Direction: Without the pictures, repeat the listing character for character.

(Data records)
+++

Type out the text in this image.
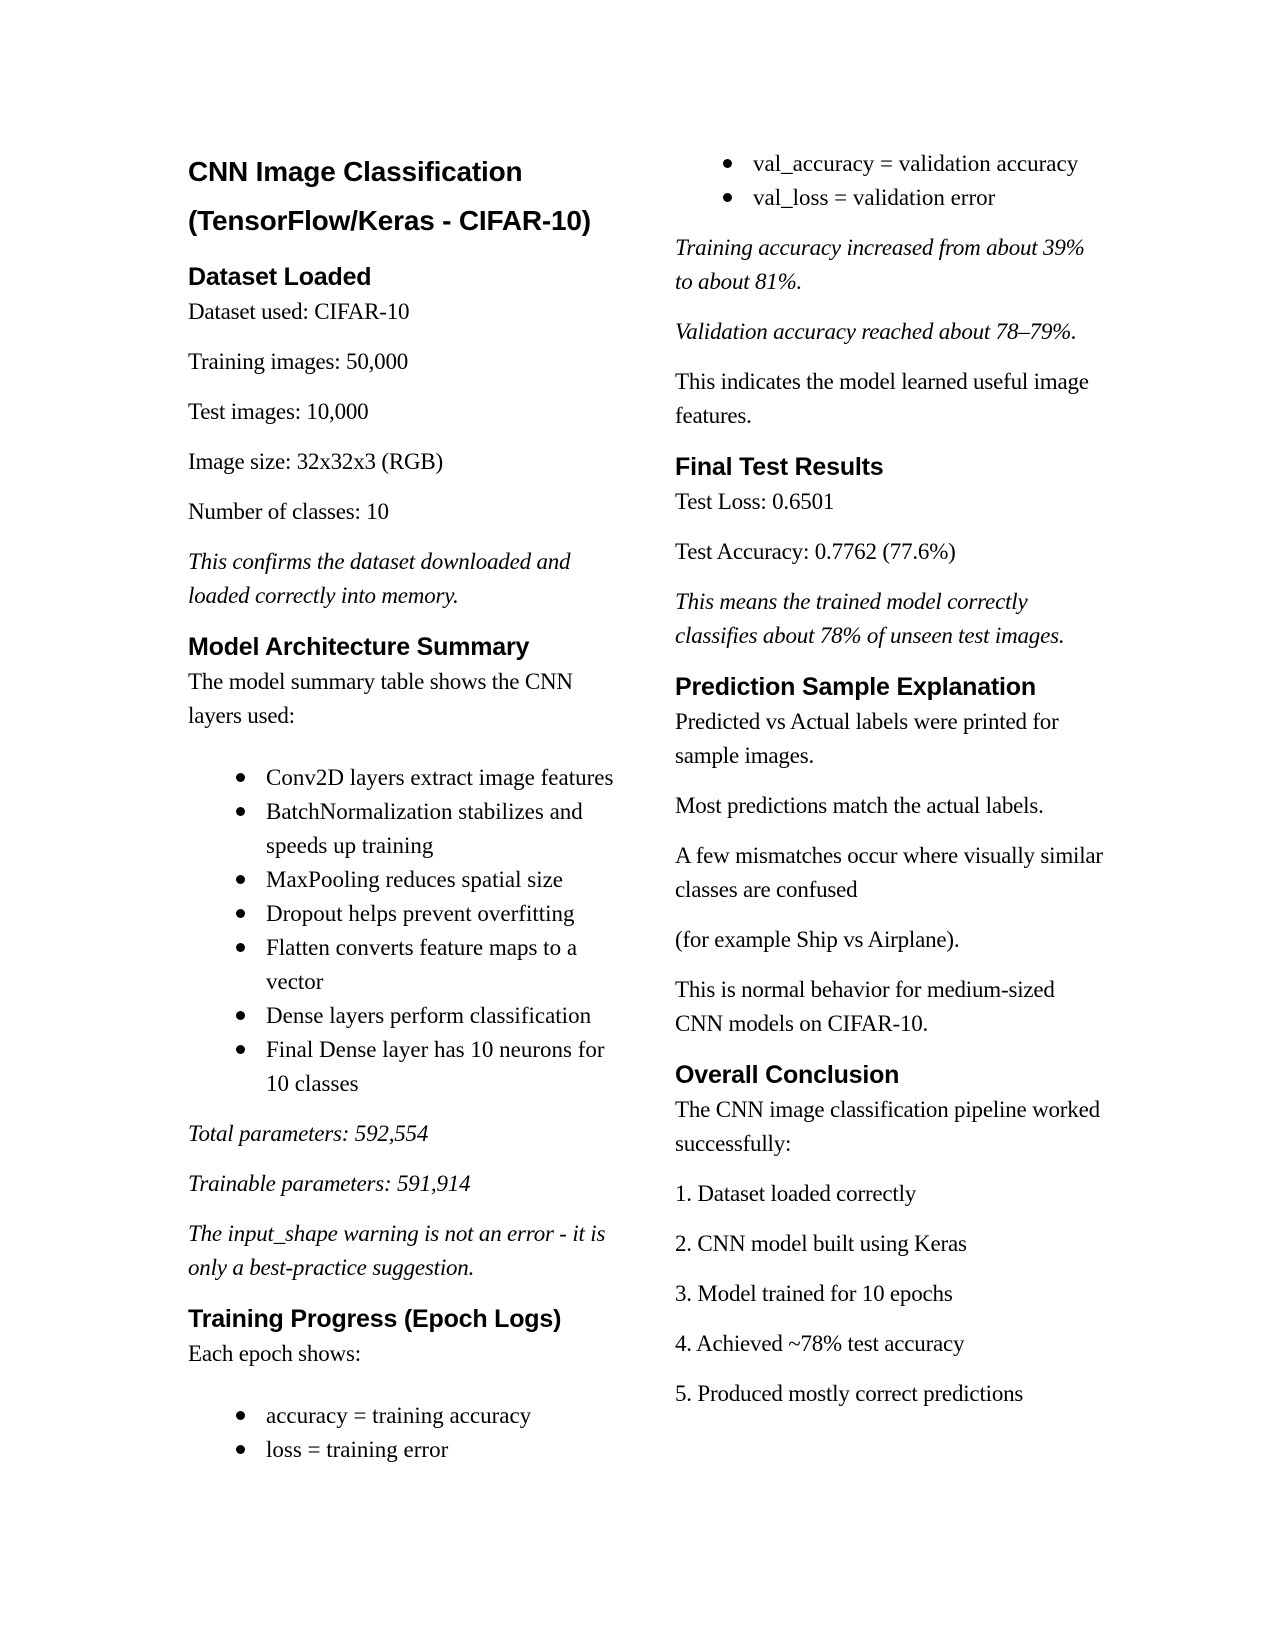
CNN Image Classification (TensorFlow/Keras - CIFAR-10)
Dataset Loaded

Dataset used: CIFAR-10

Training images: 50,000

Test images: 10,000

Image size: 32x32x3 (RGB)

Number of classes: 10

This confirms the dataset downloaded and loaded correctly into memory.

Model Architecture Summary

The model summary table shows the CNN layers used:

Conv2D layers extract image features
BatchNormalization stabilizes and speeds up training
MaxPooling reduces spatial size
Dropout helps prevent overfitting
Flatten converts feature maps to a vector
Dense layers perform classification
Final Dense layer has 10 neurons for 10 classes

Total parameters: 592,554

Trainable parameters: 591,914

The input_shape warning is not an error - it is only a best-practice suggestion.

Training Progress (Epoch Logs)

Each epoch shows:

accuracy = training accuracy
loss = training error
val_accuracy = validation accuracy
val_loss = validation error

Training accuracy increased from about 39% to about 81%.

Validation accuracy reached about 78–79%.

This indicates the model learned useful image features.

Final Test Results

Test Loss: 0.6501

Test Accuracy: 0.7762 (77.6%)

This means the trained model correctly classifies about 78% of unseen test images.

Prediction Sample Explanation

Predicted vs Actual labels were printed for sample images.

Most predictions match the actual labels.

A few mismatches occur where visually similar classes are confused

(for example Ship vs Airplane).

This is normal behavior for medium-sized CNN models on CIFAR-10.

Overall Conclusion

The CNN image classification pipeline worked successfully:

1. Dataset loaded correctly

2. CNN model built using Keras

3. Model trained for 10 epochs

4. Achieved ~78% test accuracy

5. Produced mostly correct predictions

+++

The response:
Type out the text in this image.
CNN Image Classification (TensorFlow/Keras - CIFAR-10)
Dataset Loaded

Dataset used: CIFAR-10

Training images: 50,000

Test images: 10,000

Image size: 32x32x3 (RGB)

Number of classes: 10

This confirms the dataset downloaded and loaded correctly into memory.

Model Architecture Summary

The model summary table shows the CNN layers used:

Conv2D layers extract image features
BatchNormalization stabilizes and speeds up training
MaxPooling reduces spatial size
Dropout helps prevent overfitting
Flatten converts feature maps to a vector
Dense layers perform classification
Final Dense layer has 10 neurons for 10 classes

Total parameters: 592,554

Trainable parameters: 591,914

The input_shape warning is not an error - it is only a best-practice suggestion.

Training Progress (Epoch Logs)

Each epoch shows:

accuracy = training accuracy
loss = training error
val_accuracy = validation accuracy
val_loss = validation error

Training accuracy increased from about 39% to about 81%.

Validation accuracy reached about 78–79%.

This indicates the model learned useful image features.

Final Test Results

Test Loss: 0.6501

Test Accuracy: 0.7762 (77.6%)

This means the trained model correctly classifies about 78% of unseen test images.

Prediction Sample Explanation

Predicted vs Actual labels were printed for sample images.

Most predictions match the actual labels.

A few mismatches occur where visually similar classes are confused

(for example Ship vs Airplane).

This is normal behavior for medium-sized CNN models on CIFAR-10.

Overall Conclusion

The CNN image classification pipeline worked successfully:

1. Dataset loaded correctly

2. CNN model built using Keras

3. Model trained for 10 epochs

4. Achieved ~78% test accuracy

5. Produced mostly correct predictions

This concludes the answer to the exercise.